Copy out the listing that follows, exactly, without its pictures.

[Collection entries]
● ● ●

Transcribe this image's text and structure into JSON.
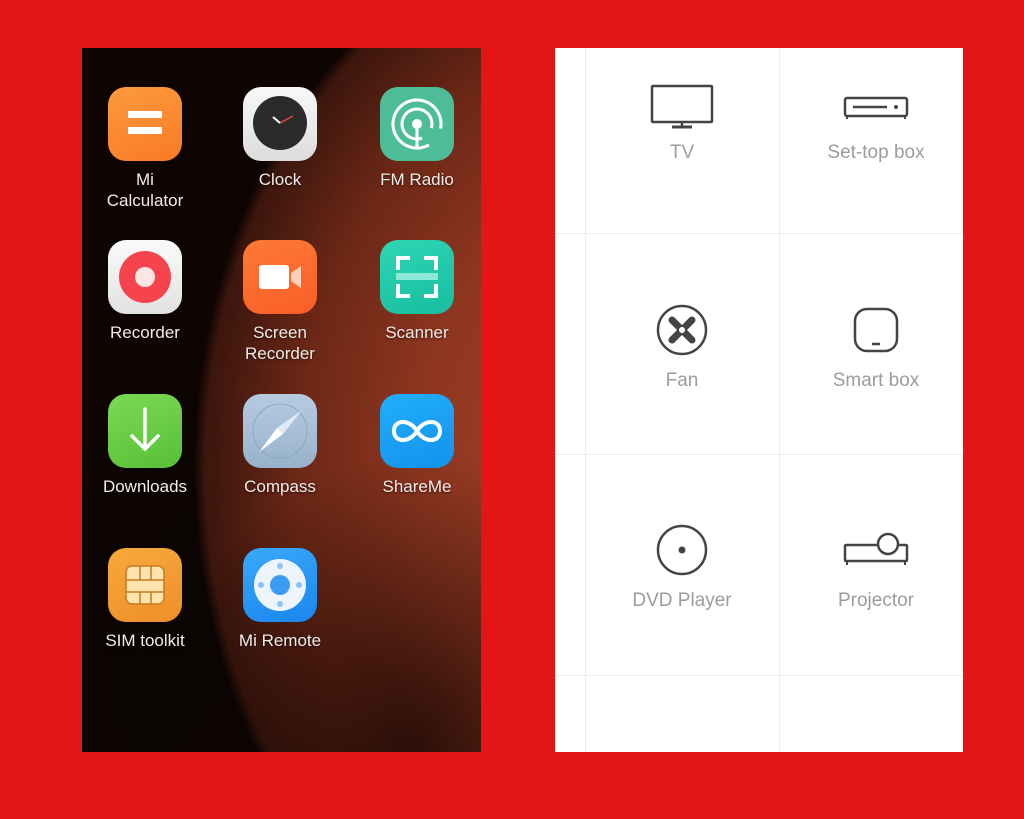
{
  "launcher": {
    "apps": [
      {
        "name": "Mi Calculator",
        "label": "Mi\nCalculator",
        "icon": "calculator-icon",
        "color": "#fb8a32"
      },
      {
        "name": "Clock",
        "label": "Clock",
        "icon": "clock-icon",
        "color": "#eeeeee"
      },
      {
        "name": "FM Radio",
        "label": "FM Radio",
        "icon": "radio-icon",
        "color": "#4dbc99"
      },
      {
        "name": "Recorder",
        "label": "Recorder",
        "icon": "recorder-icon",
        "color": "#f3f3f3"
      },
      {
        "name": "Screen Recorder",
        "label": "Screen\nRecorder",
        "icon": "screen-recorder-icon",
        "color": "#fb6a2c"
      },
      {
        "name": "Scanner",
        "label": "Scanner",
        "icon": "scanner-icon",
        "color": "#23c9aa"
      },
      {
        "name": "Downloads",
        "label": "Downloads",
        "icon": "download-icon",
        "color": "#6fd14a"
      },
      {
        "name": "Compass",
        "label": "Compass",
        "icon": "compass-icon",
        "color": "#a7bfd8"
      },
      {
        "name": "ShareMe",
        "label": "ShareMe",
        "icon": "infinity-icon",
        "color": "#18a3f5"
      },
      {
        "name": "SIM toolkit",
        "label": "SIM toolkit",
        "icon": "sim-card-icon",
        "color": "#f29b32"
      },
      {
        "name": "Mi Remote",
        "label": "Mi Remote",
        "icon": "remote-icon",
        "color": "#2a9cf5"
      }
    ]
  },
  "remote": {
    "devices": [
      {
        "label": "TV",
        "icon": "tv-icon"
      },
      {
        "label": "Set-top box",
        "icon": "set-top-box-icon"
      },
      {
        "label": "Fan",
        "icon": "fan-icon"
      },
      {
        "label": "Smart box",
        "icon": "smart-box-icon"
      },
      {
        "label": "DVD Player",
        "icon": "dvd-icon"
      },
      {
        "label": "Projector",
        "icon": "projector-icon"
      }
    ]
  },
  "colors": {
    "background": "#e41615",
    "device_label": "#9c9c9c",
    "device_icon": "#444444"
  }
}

● ● ●

**Solution to this task**.
Transcribe this image's text and structure into JSON.
{
  "launcher": {
    "apps": [
      {
        "name": "Mi Calculator",
        "label": "Mi\nCalculator",
        "icon": "calculator-icon",
        "color": "#fb8a32"
      },
      {
        "name": "Clock",
        "label": "Clock",
        "icon": "clock-icon",
        "color": "#eeeeee"
      },
      {
        "name": "FM Radio",
        "label": "FM Radio",
        "icon": "radio-icon",
        "color": "#4dbc99"
      },
      {
        "name": "Recorder",
        "label": "Recorder",
        "icon": "recorder-icon",
        "color": "#f3f3f3"
      },
      {
        "name": "Screen Recorder",
        "label": "Screen\nRecorder",
        "icon": "screen-recorder-icon",
        "color": "#fb6a2c"
      },
      {
        "name": "Scanner",
        "label": "Scanner",
        "icon": "scanner-icon",
        "color": "#23c9aa"
      },
      {
        "name": "Downloads",
        "label": "Downloads",
        "icon": "download-icon",
        "color": "#6fd14a"
      },
      {
        "name": "Compass",
        "label": "Compass",
        "icon": "compass-icon",
        "color": "#a7bfd8"
      },
      {
        "name": "ShareMe",
        "label": "ShareMe",
        "icon": "infinity-icon",
        "color": "#18a3f5"
      },
      {
        "name": "SIM toolkit",
        "label": "SIM toolkit",
        "icon": "sim-card-icon",
        "color": "#f29b32"
      },
      {
        "name": "Mi Remote",
        "label": "Mi Remote",
        "icon": "remote-icon",
        "color": "#2a9cf5"
      }
    ]
  },
  "remote": {
    "devices": [
      {
        "label": "TV",
        "icon": "tv-icon"
      },
      {
        "label": "Set-top box",
        "icon": "set-top-box-icon"
      },
      {
        "label": "Fan",
        "icon": "fan-icon"
      },
      {
        "label": "Smart box",
        "icon": "smart-box-icon"
      },
      {
        "label": "DVD Player",
        "icon": "dvd-icon"
      },
      {
        "label": "Projector",
        "icon": "projector-icon"
      }
    ]
  },
  "colors": {
    "background": "#e41615",
    "device_label": "#9c9c9c",
    "device_icon": "#444444"
  }
}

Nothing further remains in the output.